_Requirements:_
Pull out every line below holding the word "pour".

_Listing:_
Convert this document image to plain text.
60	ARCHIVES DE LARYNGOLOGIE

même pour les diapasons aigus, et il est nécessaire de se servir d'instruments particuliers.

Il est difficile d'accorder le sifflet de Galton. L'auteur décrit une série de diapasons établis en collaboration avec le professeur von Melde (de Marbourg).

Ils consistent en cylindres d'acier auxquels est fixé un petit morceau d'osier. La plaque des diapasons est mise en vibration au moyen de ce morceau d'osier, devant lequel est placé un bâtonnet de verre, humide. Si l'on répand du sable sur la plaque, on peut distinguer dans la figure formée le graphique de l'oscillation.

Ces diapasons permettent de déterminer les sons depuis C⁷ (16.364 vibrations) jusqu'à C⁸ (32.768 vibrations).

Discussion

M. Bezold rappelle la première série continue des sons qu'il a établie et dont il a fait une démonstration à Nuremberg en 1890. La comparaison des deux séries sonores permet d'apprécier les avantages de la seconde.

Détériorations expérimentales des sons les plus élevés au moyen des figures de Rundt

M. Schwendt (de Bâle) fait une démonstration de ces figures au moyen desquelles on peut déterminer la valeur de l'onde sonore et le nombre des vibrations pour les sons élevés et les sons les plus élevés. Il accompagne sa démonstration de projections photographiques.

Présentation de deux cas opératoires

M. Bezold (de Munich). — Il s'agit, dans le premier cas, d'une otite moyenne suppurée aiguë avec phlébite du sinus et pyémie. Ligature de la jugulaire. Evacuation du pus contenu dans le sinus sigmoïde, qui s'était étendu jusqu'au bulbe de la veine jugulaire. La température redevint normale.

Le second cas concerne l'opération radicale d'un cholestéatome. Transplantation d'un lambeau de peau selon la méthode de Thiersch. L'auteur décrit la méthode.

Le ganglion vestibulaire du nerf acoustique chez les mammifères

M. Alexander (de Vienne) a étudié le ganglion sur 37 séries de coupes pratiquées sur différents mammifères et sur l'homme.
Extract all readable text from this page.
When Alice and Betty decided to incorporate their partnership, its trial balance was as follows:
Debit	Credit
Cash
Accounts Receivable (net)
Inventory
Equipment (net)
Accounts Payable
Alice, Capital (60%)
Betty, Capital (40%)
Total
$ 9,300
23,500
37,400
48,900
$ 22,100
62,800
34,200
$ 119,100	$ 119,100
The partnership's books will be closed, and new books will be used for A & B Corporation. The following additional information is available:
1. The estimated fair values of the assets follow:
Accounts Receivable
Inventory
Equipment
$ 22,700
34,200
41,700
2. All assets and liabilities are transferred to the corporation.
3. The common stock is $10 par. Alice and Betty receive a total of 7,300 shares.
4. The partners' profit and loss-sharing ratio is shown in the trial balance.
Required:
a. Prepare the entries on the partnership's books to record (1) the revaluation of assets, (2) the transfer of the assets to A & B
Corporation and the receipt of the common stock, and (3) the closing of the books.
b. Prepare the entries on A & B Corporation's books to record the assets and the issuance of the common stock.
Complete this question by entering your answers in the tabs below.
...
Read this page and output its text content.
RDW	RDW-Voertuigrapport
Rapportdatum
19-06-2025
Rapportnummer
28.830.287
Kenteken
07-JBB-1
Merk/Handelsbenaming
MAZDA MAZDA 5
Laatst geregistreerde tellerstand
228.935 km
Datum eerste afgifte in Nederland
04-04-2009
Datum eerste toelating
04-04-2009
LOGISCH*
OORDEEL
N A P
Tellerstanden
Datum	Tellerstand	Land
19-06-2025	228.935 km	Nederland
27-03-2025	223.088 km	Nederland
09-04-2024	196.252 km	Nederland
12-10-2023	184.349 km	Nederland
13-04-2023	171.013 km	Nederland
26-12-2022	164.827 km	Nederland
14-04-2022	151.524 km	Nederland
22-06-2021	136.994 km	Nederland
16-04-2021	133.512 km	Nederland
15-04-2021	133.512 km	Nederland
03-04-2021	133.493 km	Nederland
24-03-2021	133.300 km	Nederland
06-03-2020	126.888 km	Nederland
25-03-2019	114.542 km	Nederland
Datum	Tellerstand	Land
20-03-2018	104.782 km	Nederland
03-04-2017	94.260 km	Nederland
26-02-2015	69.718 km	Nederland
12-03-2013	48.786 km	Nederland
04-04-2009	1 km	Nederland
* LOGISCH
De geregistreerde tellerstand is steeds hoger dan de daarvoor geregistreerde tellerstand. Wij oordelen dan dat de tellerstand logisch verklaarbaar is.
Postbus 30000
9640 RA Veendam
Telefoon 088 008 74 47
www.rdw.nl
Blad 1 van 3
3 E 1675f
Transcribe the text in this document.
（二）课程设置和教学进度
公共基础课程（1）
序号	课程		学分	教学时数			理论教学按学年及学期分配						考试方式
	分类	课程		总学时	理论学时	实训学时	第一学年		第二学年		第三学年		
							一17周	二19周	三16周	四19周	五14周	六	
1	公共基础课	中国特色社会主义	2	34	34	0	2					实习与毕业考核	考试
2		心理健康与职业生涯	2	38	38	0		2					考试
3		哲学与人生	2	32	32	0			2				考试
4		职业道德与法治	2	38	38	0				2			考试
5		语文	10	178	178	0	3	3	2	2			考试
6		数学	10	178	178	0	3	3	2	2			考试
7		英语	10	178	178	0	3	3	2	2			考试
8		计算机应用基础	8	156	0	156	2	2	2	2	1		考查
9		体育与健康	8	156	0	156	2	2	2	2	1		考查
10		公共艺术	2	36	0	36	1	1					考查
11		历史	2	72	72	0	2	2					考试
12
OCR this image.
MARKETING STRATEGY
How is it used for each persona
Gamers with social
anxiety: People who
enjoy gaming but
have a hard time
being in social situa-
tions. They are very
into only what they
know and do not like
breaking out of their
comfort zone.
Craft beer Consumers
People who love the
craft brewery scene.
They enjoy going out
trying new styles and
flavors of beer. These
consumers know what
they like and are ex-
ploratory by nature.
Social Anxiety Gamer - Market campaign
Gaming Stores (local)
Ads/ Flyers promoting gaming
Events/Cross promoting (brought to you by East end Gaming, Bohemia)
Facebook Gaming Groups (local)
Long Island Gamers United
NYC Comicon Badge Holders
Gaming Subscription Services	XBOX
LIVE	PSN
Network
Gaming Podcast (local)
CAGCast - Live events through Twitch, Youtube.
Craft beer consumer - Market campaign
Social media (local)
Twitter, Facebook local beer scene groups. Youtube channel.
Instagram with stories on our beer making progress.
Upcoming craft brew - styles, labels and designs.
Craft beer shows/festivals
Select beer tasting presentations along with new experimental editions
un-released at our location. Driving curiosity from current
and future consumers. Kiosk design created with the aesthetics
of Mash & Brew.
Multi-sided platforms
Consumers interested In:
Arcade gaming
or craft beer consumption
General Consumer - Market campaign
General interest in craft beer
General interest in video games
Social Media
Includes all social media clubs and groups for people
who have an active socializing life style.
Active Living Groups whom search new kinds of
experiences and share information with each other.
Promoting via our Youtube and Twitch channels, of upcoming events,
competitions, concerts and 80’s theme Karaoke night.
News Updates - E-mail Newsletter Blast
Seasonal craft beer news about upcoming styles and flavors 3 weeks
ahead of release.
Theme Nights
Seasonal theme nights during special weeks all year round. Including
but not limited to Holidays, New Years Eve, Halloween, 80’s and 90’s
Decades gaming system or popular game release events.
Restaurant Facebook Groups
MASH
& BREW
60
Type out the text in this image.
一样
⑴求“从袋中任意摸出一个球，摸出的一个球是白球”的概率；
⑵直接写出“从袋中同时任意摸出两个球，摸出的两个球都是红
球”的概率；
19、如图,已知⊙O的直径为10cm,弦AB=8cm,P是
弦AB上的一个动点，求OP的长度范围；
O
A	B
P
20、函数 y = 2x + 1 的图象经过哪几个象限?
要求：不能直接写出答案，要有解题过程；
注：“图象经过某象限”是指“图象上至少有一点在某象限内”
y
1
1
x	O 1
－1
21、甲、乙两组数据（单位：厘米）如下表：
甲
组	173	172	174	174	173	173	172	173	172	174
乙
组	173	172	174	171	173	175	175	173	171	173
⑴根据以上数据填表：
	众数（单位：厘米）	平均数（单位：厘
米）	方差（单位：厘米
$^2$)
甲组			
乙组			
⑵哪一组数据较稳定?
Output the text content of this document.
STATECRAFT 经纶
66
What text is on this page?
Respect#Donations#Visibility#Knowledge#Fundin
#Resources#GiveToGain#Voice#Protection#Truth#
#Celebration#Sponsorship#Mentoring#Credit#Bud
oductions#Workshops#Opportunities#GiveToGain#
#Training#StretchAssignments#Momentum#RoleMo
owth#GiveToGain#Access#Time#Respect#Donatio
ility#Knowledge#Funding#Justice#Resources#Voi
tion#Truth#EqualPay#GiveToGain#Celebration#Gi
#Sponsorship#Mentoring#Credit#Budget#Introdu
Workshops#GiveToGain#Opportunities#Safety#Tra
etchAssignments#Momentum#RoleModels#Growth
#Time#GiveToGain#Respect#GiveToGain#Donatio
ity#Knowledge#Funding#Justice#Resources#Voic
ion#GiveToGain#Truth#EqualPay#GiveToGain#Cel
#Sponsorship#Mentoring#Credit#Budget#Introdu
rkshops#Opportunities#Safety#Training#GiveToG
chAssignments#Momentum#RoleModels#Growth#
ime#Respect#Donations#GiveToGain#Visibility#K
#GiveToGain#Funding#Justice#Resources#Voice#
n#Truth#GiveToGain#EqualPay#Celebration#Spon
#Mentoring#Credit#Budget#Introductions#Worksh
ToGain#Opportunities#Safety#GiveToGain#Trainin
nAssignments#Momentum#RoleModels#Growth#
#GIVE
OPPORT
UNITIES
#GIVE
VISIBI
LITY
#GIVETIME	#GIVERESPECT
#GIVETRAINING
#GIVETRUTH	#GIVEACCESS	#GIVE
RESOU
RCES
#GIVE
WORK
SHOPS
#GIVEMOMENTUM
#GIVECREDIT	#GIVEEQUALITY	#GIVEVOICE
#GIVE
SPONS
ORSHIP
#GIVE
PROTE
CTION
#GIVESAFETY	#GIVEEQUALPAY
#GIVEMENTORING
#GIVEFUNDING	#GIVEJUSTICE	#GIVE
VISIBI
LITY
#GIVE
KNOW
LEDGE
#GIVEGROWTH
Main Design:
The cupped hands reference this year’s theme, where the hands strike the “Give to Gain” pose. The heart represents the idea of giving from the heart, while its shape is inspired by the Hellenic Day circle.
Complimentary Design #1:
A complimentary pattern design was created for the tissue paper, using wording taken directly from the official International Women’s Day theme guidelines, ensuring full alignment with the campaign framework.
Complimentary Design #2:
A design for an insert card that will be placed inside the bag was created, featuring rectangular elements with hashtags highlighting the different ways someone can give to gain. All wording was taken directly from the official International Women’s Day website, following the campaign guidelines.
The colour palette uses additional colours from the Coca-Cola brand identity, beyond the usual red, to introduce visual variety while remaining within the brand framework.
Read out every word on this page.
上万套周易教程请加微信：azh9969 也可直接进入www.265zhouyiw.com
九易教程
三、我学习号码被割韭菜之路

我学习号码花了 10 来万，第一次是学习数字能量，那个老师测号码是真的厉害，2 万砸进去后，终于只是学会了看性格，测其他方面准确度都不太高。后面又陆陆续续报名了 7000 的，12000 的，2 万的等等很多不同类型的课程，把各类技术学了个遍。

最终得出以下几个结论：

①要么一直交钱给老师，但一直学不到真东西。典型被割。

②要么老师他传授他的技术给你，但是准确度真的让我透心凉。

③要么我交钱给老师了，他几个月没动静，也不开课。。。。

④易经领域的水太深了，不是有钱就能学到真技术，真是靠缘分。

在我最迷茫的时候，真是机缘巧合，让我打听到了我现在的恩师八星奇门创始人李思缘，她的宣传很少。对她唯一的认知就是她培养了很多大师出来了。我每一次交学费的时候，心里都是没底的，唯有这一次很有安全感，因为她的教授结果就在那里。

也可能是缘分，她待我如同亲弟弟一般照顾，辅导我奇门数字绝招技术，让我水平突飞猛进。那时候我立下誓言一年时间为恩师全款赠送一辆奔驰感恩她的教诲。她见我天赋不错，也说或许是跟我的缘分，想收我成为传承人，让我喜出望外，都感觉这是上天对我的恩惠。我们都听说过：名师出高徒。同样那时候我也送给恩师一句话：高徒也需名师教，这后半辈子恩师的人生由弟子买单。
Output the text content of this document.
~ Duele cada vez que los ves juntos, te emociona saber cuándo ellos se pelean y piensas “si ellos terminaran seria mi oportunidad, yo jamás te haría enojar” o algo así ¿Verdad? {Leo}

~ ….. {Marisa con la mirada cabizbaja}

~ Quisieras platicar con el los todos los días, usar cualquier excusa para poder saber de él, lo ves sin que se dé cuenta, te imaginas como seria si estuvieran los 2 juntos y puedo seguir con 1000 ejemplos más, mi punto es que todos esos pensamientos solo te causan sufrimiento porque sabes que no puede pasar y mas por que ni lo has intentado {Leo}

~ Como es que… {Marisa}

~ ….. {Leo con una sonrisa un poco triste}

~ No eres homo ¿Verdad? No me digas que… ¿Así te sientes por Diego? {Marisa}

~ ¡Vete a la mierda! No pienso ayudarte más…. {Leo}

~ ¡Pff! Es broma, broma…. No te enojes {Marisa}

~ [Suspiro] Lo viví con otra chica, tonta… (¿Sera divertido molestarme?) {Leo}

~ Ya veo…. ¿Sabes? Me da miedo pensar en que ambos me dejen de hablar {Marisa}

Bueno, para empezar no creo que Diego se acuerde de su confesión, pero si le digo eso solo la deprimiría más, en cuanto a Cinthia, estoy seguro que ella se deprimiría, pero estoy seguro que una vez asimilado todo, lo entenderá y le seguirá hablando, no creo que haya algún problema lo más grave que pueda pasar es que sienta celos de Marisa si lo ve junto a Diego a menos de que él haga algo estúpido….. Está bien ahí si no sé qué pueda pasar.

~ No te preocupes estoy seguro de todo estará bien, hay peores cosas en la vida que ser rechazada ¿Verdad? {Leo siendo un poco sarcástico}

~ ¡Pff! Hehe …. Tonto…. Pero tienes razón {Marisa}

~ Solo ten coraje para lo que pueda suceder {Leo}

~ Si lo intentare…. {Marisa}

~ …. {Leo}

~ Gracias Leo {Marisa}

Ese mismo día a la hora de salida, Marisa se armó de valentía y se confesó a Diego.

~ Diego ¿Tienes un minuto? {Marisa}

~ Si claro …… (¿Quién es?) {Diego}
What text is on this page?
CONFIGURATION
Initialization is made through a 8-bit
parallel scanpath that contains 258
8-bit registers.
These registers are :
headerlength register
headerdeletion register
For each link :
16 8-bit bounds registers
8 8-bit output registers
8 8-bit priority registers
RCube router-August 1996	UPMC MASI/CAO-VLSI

_Solution for this exercise:_
même pour les diapasons aigus, et il est nécessaire de se servir d'instruments particuliers.
M. Schwendt (de Bâle) fait une démonstration de ces figures au moyen desquelles on peut déterminer la valeur de l'onde sonore et le nombre des vibrations pour les sons élevés et les sons les plus élevés. Il accompagne sa démonstration de projections photographiques.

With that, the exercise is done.